▶ Given entries
►
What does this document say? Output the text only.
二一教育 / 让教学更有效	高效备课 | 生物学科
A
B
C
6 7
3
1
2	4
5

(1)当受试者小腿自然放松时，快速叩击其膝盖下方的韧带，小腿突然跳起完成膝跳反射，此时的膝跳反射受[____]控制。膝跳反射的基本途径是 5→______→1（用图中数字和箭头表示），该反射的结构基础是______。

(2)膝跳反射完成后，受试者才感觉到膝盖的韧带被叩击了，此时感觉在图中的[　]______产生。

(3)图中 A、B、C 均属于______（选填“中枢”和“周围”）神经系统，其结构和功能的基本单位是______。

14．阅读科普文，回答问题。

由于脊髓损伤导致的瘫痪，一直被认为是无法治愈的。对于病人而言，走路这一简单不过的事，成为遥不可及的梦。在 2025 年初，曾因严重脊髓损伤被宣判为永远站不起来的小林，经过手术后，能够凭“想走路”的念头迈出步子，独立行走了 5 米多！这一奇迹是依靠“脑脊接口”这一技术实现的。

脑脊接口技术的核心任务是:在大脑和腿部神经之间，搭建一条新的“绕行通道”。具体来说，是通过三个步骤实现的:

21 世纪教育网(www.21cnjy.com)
◄
Extract each line of the material exactly as it stands.

▶ Solution to this task
What does this document say? Output the text only.
二一教育 / 让教学更有效	高效备课 | 生物学科
A
B
C
6 7
3
1
2	4
5

(1)当受试者小腿自然放松时，快速叩击其膝盖下方的韧带，小腿突然跳起完成膝跳反射，此时的膝跳反射受[____]控制。膝跳反射的基本途径是 5→______→1（用图中数字和箭头表示），该反射的结构基础是______。

(2)膝跳反射完成后，受试者才感觉到膝盖的韧带被叩击了，此时感觉在图中的[　]______产生。

(3)图中 A、B、C 均属于______（选填“中枢”和“周围”）神经系统，其结构和功能的基本单位是______。

14．阅读科普文，回答问题。

由于脊髓损伤导致的瘫痪，一直被认为是无法治愈的。对于病人而言，走路这一简单不过的事，成为遥不可及的梦。在 2025 年初，曾因严重脊髓损伤被宣判为永远站不起来的小林，经过手术后，能够凭“想走路”的念头迈出步子，独立行走了 5 米多！这一奇迹是依靠“脑脊接口”这一技术实现的。

脑脊接口技术的核心任务是:在大脑和腿部神经之间，搭建一条新的“绕行通道”。具体来说，是通过三个步骤实现的:

21 世纪教育网(www.21cnjy.com)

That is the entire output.